Using the data below, copy each line that includes the word "JSON".

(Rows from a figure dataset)
* * *

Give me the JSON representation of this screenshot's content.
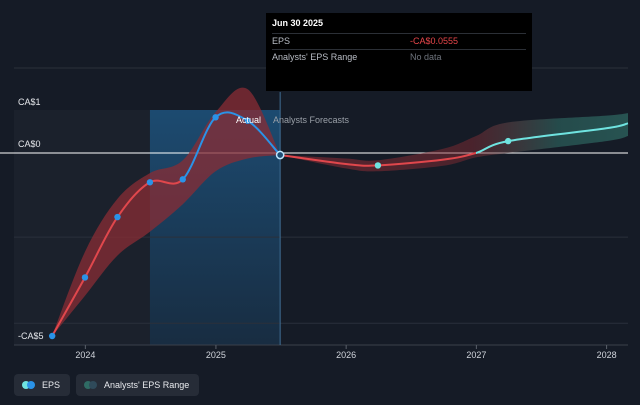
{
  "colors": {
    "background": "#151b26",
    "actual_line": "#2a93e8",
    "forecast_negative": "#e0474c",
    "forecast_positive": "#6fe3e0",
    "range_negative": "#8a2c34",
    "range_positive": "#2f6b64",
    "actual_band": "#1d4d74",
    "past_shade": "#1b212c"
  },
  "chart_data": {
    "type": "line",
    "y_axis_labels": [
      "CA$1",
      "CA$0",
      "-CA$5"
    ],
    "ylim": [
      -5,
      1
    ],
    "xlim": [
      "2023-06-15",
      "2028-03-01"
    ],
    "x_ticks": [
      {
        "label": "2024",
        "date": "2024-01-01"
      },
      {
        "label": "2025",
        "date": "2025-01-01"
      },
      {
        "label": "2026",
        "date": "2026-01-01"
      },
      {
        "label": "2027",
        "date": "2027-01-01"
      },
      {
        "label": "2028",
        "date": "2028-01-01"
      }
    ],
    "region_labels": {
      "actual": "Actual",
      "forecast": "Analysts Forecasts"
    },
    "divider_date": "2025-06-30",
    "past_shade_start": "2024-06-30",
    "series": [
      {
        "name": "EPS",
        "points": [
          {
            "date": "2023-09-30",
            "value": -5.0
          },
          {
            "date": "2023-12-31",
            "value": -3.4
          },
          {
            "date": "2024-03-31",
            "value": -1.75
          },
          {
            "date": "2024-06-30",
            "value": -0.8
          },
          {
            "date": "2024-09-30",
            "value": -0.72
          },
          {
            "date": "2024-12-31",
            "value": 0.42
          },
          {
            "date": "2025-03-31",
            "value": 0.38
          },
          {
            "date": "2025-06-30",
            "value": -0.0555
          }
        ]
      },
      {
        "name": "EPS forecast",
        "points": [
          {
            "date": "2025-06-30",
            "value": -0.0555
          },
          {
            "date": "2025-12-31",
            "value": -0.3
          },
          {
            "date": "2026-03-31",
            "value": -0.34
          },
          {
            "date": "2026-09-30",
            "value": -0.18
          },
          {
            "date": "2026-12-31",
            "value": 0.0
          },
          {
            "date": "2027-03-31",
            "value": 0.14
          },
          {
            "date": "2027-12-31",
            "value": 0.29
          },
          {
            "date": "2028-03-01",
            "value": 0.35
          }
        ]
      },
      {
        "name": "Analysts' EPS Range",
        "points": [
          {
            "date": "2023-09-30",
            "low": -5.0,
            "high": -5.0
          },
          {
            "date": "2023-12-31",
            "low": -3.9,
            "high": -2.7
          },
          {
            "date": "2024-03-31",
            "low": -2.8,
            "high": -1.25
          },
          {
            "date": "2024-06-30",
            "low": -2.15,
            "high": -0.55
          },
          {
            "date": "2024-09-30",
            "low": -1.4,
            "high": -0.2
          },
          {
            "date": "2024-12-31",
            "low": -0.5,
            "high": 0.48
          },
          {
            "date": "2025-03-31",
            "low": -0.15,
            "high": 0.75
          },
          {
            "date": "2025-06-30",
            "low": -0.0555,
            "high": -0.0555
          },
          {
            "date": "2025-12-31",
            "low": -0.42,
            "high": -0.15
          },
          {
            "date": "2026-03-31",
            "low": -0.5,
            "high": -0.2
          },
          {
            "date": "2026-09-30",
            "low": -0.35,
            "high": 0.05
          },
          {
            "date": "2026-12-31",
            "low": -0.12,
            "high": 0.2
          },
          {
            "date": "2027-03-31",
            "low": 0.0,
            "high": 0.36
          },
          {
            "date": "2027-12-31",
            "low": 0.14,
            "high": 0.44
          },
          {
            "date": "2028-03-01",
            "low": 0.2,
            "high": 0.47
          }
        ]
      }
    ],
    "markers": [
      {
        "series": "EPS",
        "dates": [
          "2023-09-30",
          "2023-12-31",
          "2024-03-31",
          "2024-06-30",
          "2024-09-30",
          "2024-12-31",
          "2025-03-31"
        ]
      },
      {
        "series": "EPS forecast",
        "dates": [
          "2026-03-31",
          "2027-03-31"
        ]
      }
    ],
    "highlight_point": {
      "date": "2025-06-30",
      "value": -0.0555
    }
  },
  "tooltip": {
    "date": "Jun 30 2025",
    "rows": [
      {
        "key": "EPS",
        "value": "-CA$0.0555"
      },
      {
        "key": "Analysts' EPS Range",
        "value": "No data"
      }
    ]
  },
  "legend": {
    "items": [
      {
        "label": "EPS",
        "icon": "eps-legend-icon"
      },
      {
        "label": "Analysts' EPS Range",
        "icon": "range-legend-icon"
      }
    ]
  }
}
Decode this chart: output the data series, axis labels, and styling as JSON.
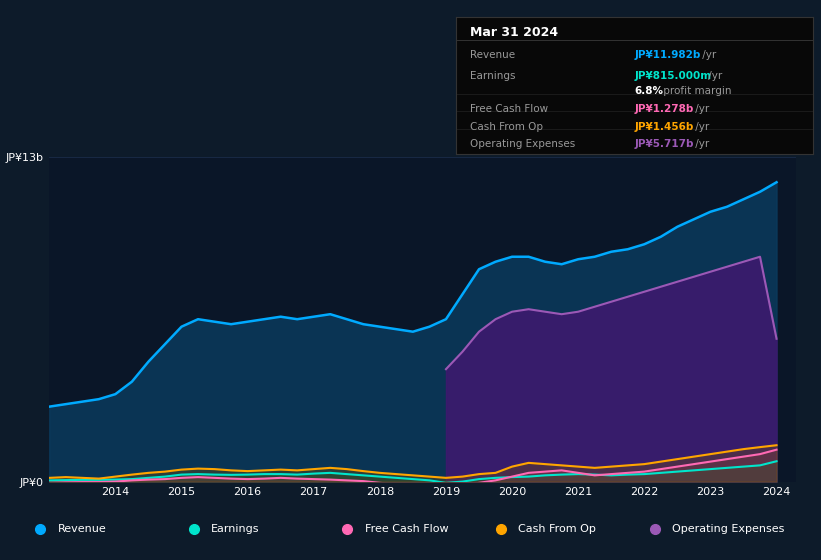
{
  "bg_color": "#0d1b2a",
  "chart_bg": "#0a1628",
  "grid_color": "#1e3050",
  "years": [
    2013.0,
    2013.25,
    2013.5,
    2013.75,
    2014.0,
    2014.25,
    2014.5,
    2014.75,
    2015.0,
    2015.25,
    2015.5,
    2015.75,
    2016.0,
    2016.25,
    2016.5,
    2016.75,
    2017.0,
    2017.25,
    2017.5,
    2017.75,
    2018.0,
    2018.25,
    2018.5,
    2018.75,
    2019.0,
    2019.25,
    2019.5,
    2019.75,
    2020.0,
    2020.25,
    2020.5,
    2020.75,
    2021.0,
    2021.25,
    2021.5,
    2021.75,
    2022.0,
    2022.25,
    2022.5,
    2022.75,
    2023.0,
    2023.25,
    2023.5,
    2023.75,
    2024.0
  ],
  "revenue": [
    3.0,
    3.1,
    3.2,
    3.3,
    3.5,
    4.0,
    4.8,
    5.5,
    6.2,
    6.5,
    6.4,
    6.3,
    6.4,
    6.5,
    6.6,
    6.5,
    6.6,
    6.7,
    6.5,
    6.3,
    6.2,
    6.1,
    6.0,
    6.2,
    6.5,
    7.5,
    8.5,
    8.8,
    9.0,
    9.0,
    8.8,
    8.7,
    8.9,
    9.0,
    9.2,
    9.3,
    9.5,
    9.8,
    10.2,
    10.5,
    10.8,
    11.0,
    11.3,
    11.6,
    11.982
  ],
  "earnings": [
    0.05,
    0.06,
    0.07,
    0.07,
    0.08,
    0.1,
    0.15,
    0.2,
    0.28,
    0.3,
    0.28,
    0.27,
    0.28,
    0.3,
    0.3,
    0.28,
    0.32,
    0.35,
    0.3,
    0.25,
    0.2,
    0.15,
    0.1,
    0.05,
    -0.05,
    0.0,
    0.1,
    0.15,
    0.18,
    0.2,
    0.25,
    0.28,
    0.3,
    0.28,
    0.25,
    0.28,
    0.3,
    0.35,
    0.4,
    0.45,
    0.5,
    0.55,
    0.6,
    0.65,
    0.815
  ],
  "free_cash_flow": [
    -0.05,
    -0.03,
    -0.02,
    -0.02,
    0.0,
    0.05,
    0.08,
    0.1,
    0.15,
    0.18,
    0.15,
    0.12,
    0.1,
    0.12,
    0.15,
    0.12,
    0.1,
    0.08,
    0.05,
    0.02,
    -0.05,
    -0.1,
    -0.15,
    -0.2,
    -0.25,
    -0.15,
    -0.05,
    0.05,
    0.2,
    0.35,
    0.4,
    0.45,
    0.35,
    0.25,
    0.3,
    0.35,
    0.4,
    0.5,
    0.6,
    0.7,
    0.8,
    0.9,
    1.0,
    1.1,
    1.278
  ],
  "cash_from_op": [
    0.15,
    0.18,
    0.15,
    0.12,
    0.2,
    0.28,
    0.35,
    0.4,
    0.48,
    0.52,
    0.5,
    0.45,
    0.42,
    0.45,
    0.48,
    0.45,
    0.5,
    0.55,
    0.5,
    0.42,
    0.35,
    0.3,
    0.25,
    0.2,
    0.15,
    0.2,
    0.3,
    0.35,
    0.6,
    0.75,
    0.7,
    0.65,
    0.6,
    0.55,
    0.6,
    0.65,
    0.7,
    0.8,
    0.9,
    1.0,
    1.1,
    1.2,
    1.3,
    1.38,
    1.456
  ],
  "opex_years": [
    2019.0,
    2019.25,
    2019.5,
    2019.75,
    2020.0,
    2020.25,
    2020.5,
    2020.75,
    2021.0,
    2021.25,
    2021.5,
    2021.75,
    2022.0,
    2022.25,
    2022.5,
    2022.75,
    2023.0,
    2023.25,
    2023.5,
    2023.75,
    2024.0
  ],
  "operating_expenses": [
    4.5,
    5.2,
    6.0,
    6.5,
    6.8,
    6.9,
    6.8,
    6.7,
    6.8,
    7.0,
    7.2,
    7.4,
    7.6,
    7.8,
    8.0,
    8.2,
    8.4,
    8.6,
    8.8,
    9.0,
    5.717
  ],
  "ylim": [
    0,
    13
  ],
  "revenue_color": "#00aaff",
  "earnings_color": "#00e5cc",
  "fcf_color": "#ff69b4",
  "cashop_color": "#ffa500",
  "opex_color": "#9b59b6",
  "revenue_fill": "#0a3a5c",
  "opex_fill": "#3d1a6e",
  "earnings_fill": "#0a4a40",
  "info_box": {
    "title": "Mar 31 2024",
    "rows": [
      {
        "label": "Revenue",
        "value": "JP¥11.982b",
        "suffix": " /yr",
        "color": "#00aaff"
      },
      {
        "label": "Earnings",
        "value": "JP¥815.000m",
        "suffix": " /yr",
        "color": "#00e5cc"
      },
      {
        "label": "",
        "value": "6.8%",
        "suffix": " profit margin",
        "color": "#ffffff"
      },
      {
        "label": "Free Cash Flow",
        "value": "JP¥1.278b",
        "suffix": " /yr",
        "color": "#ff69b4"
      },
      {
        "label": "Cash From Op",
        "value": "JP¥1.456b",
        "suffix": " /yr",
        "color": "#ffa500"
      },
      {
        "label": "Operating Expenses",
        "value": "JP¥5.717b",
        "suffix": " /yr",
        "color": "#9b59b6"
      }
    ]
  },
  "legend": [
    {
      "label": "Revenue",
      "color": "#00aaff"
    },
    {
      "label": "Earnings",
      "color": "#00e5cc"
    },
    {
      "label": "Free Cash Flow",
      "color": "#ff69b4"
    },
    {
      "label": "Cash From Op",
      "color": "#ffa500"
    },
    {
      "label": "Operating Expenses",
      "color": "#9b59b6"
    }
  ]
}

* * *

RESULT FOR THIS EXERCISE:
Give me the JSON representation of this screenshot's content.
Decode this chart: output the data series, axis labels, and styling as JSON.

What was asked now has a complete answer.